STATED PROBLEM
Transcribe everything in the data word for word. Pictures are left out.

Items listed in a dataset
○ ○ ○ ○
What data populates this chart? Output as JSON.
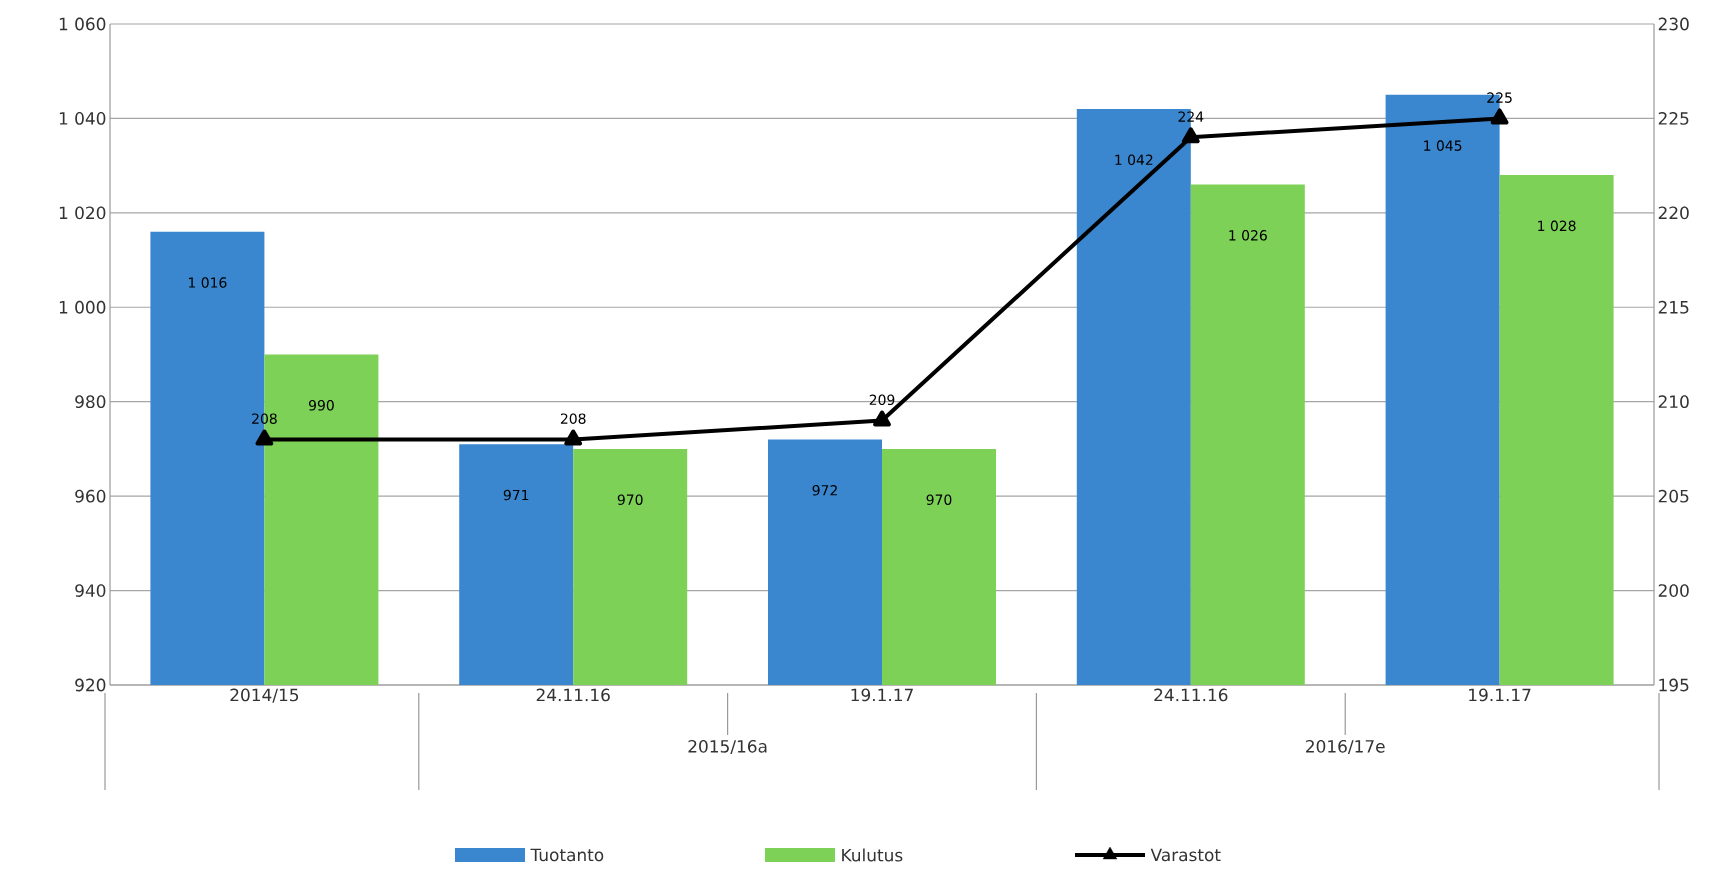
{
  "chart_data": {
    "type": "bar",
    "categories": [
      "2014/15",
      "24.11.16",
      "19.1.17",
      "24.11.16",
      "19.1.17"
    ],
    "series": [
      {
        "name": "Tuotanto",
        "color": "#3a87d0",
        "values": [
          1016,
          971,
          972,
          1042,
          1045
        ],
        "value_labels": [
          "1 016",
          "971",
          "972",
          "1 042",
          "1 045"
        ]
      },
      {
        "name": "Kulutus",
        "color": "#7ed157",
        "values": [
          990,
          970,
          970,
          1026,
          1028
        ],
        "value_labels": [
          "990",
          "970",
          "970",
          "1 026",
          "1 028"
        ]
      },
      {
        "name": "Varastot",
        "type": "line",
        "axis": "y2",
        "color": "#000000",
        "marker": "triangle",
        "values": [
          208,
          208,
          209,
          224,
          225
        ],
        "value_labels": [
          "208",
          "208",
          "209",
          "224",
          "225"
        ]
      }
    ],
    "ylim": [
      920,
      1060
    ],
    "yticks": [
      920,
      940,
      960,
      980,
      {
        "value": 1000,
        "label": "1 000"
      },
      {
        "value": 1020,
        "label": "1 020"
      },
      {
        "value": 1040,
        "label": "1 040"
      },
      {
        "value": 1060,
        "label": "1 060"
      }
    ],
    "y2lim": [
      195,
      230
    ],
    "y2ticks": [
      195,
      200,
      205,
      210,
      215,
      220,
      225,
      230
    ],
    "grid": "y",
    "legend": "bottom",
    "annotations": [
      "2015/16a",
      "2016/17e"
    ]
  }
}
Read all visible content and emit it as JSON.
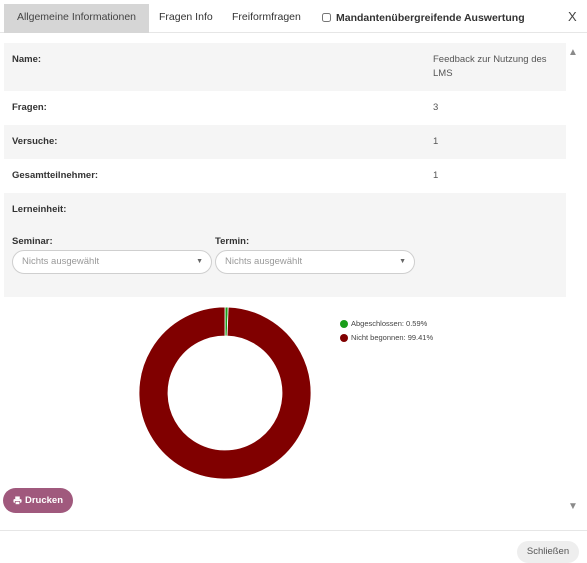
{
  "tabs": [
    {
      "label": "Allgemeine Informationen"
    },
    {
      "label": "Fragen Info"
    },
    {
      "label": "Freiformfragen"
    }
  ],
  "mandant_label": "Mandantenübergreifende Auswertung",
  "close_icon_glyph": "X",
  "info_rows": [
    {
      "label": "Name:",
      "value": "Feedback zur Nutzung des LMS"
    },
    {
      "label": "Fragen:",
      "value": "3"
    },
    {
      "label": "Versuche:",
      "value": "1"
    },
    {
      "label": "Gesamtteilnehmer:",
      "value": "1"
    },
    {
      "label": "Lerneinheit:",
      "value": ""
    }
  ],
  "filters": {
    "seminar": {
      "label": "Seminar:",
      "value": "Nichts ausgewählt"
    },
    "termin": {
      "label": "Termin:",
      "value": "Nichts ausgewählt"
    }
  },
  "chart_data": {
    "type": "pie",
    "donut": true,
    "slices": [
      {
        "name": "Abgeschlossen",
        "value": 0.59,
        "label": "Abgeschlossen: 0.59%",
        "color": "#1a9e1a"
      },
      {
        "name": "Nicht begonnen",
        "value": 99.41,
        "label": "Nicht begonnen: 99.41%",
        "color": "#800000"
      }
    ],
    "legend_position": "top-right"
  },
  "print_label": "Drucken",
  "close_button_label": "Schließen"
}
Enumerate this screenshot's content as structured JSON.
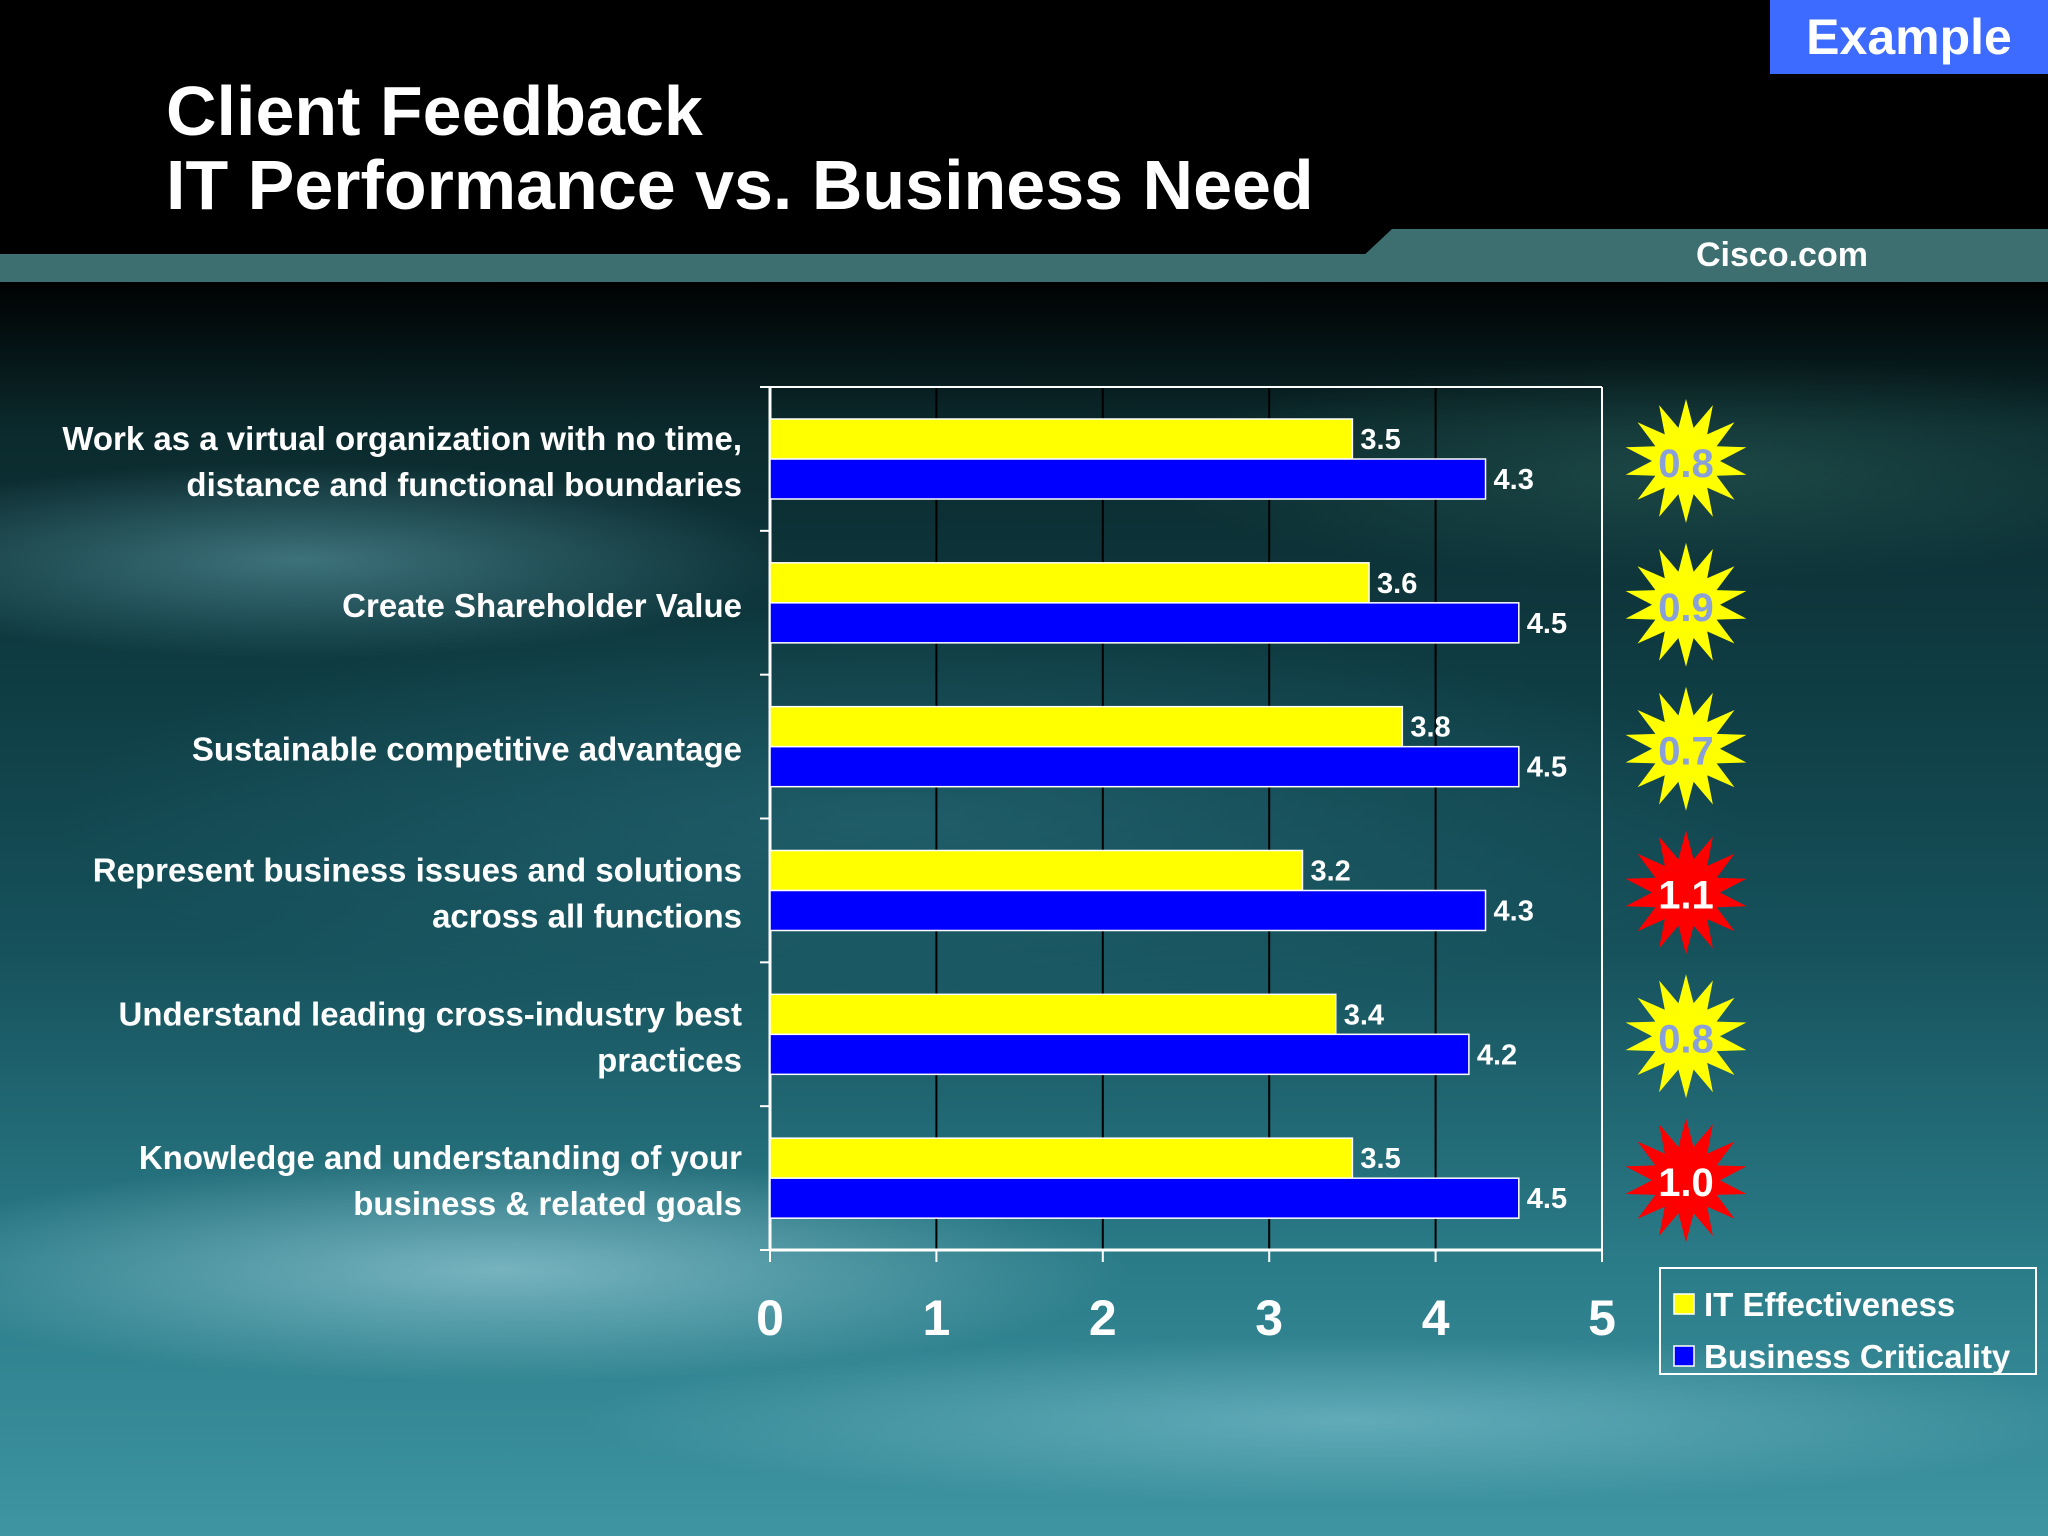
{
  "header": {
    "title_line1": "Client Feedback",
    "title_line2": "IT Performance vs. Business Need",
    "brand": "Cisco.com",
    "badge": "Example"
  },
  "colors": {
    "it_effectiveness": "#ffff00",
    "business_criticality": "#0000ff",
    "gap_moderate": "#ffff00",
    "gap_high": "#ff0000",
    "gap_text_moderate": "#8aa0d8",
    "gap_text_high": "#ffffff"
  },
  "chart_data": {
    "type": "bar",
    "orientation": "horizontal",
    "categories": [
      [
        "Work as a virtual organization with no time,",
        "distance and functional boundaries"
      ],
      [
        "Create Shareholder Value"
      ],
      [
        "Sustainable competitive advantage"
      ],
      [
        "Represent business issues and solutions",
        "across all functions"
      ],
      [
        "Understand leading cross-industry best",
        "practices"
      ],
      [
        "Knowledge and understanding of your",
        "business & related goals"
      ]
    ],
    "series": [
      {
        "name": "IT Effectiveness",
        "values": [
          3.5,
          3.6,
          3.8,
          3.2,
          3.4,
          3.5
        ],
        "labels": [
          "3.5",
          "3.6",
          "3.8",
          "3.2",
          "3.4",
          "3.5"
        ]
      },
      {
        "name": "Business Criticality",
        "values": [
          4.3,
          4.5,
          4.5,
          4.3,
          4.2,
          4.5
        ],
        "labels": [
          "4.3",
          "4.5",
          "4.5",
          "4.3",
          "4.2",
          "4.5"
        ]
      }
    ],
    "gaps": [
      {
        "label": "0.8",
        "level": "moderate"
      },
      {
        "label": "0.9",
        "level": "moderate"
      },
      {
        "label": "0.7",
        "level": "moderate"
      },
      {
        "label": "1.1",
        "level": "high"
      },
      {
        "label": "0.8",
        "level": "moderate"
      },
      {
        "label": "1.0",
        "level": "high"
      }
    ],
    "xlim": [
      0,
      5
    ],
    "xticks": [
      "0",
      "1",
      "2",
      "3",
      "4",
      "5"
    ],
    "grid": true,
    "legend_position": "bottom-right"
  }
}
○ ○ ○ ○
COMPLETE OUTPUT
What data populates this chart? Output as JSON.
{
  "chart_data": {
    "type": "bar",
    "categories": [
      "2014/15",
      "24.11.16",
      "19.1.17",
      "24.11.16",
      "19.1.17"
    ],
    "series": [
      {
        "name": "Tuotanto",
        "color": "#3a87d0",
        "values": [
          1016,
          971,
          972,
          1042,
          1045
        ],
        "value_labels": [
          "1 016",
          "971",
          "972",
          "1 042",
          "1 045"
        ]
      },
      {
        "name": "Kulutus",
        "color": "#7ed157",
        "values": [
          990,
          970,
          970,
          1026,
          1028
        ],
        "value_labels": [
          "990",
          "970",
          "970",
          "1 026",
          "1 028"
        ]
      },
      {
        "name": "Varastot",
        "type": "line",
        "axis": "y2",
        "color": "#000000",
        "marker": "triangle",
        "values": [
          208,
          208,
          209,
          224,
          225
        ],
        "value_labels": [
          "208",
          "208",
          "209",
          "224",
          "225"
        ]
      }
    ],
    "ylim": [
      920,
      1060
    ],
    "yticks": [
      920,
      940,
      960,
      980,
      {
        "value": 1000,
        "label": "1 000"
      },
      {
        "value": 1020,
        "label": "1 020"
      },
      {
        "value": 1040,
        "label": "1 040"
      },
      {
        "value": 1060,
        "label": "1 060"
      }
    ],
    "y2lim": [
      195,
      230
    ],
    "y2ticks": [
      195,
      200,
      205,
      210,
      215,
      220,
      225,
      230
    ],
    "grid": "y",
    "legend": "bottom",
    "annotations": [
      "2015/16a",
      "2016/17e"
    ]
  }
}
Read all visible content and emit it as JSON.
{
  "tabs": [
    {
      "label": "Allgemeine Informationen"
    },
    {
      "label": "Fragen Info"
    },
    {
      "label": "Freiformfragen"
    }
  ],
  "mandant_label": "Mandantenübergreifende Auswertung",
  "close_icon_glyph": "X",
  "info_rows": [
    {
      "label": "Name:",
      "value": "Feedback zur Nutzung des LMS"
    },
    {
      "label": "Fragen:",
      "value": "3"
    },
    {
      "label": "Versuche:",
      "value": "1"
    },
    {
      "label": "Gesamtteilnehmer:",
      "value": "1"
    },
    {
      "label": "Lerneinheit:",
      "value": ""
    }
  ],
  "filters": {
    "seminar": {
      "label": "Seminar:",
      "value": "Nichts ausgewählt"
    },
    "termin": {
      "label": "Termin:",
      "value": "Nichts ausgewählt"
    }
  },
  "chart_data": {
    "type": "pie",
    "donut": true,
    "slices": [
      {
        "name": "Abgeschlossen",
        "value": 0.59,
        "label": "Abgeschlossen: 0.59%",
        "color": "#1a9e1a"
      },
      {
        "name": "Nicht begonnen",
        "value": 99.41,
        "label": "Nicht begonnen: 99.41%",
        "color": "#800000"
      }
    ],
    "legend_position": "top-right"
  },
  "print_label": "Drucken",
  "close_button_label": "Schließen"
}
Enumerate this screenshot's content as structured JSON.
{
  "header": {
    "title_line1": "Client Feedback",
    "title_line2": "IT Performance vs. Business Need",
    "brand": "Cisco.com",
    "badge": "Example"
  },
  "colors": {
    "it_effectiveness": "#ffff00",
    "business_criticality": "#0000ff",
    "gap_moderate": "#ffff00",
    "gap_high": "#ff0000",
    "gap_text_moderate": "#8aa0d8",
    "gap_text_high": "#ffffff"
  },
  "chart_data": {
    "type": "bar",
    "orientation": "horizontal",
    "categories": [
      [
        "Work as a virtual organization with no time,",
        "distance and functional boundaries"
      ],
      [
        "Create Shareholder Value"
      ],
      [
        "Sustainable competitive advantage"
      ],
      [
        "Represent business issues and solutions",
        "across all functions"
      ],
      [
        "Understand leading cross-industry best",
        "practices"
      ],
      [
        "Knowledge and understanding of your",
        "business & related goals"
      ]
    ],
    "series": [
      {
        "name": "IT Effectiveness",
        "values": [
          3.5,
          3.6,
          3.8,
          3.2,
          3.4,
          3.5
        ],
        "labels": [
          "3.5",
          "3.6",
          "3.8",
          "3.2",
          "3.4",
          "3.5"
        ]
      },
      {
        "name": "Business Criticality",
        "values": [
          4.3,
          4.5,
          4.5,
          4.3,
          4.2,
          4.5
        ],
        "labels": [
          "4.3",
          "4.5",
          "4.5",
          "4.3",
          "4.2",
          "4.5"
        ]
      }
    ],
    "gaps": [
      {
        "label": "0.8",
        "level": "moderate"
      },
      {
        "label": "0.9",
        "level": "moderate"
      },
      {
        "label": "0.7",
        "level": "moderate"
      },
      {
        "label": "1.1",
        "level": "high"
      },
      {
        "label": "0.8",
        "level": "moderate"
      },
      {
        "label": "1.0",
        "level": "high"
      }
    ],
    "xlim": [
      0,
      5
    ],
    "xticks": [
      "0",
      "1",
      "2",
      "3",
      "4",
      "5"
    ],
    "grid": true,
    "legend_position": "bottom-right"
  }
}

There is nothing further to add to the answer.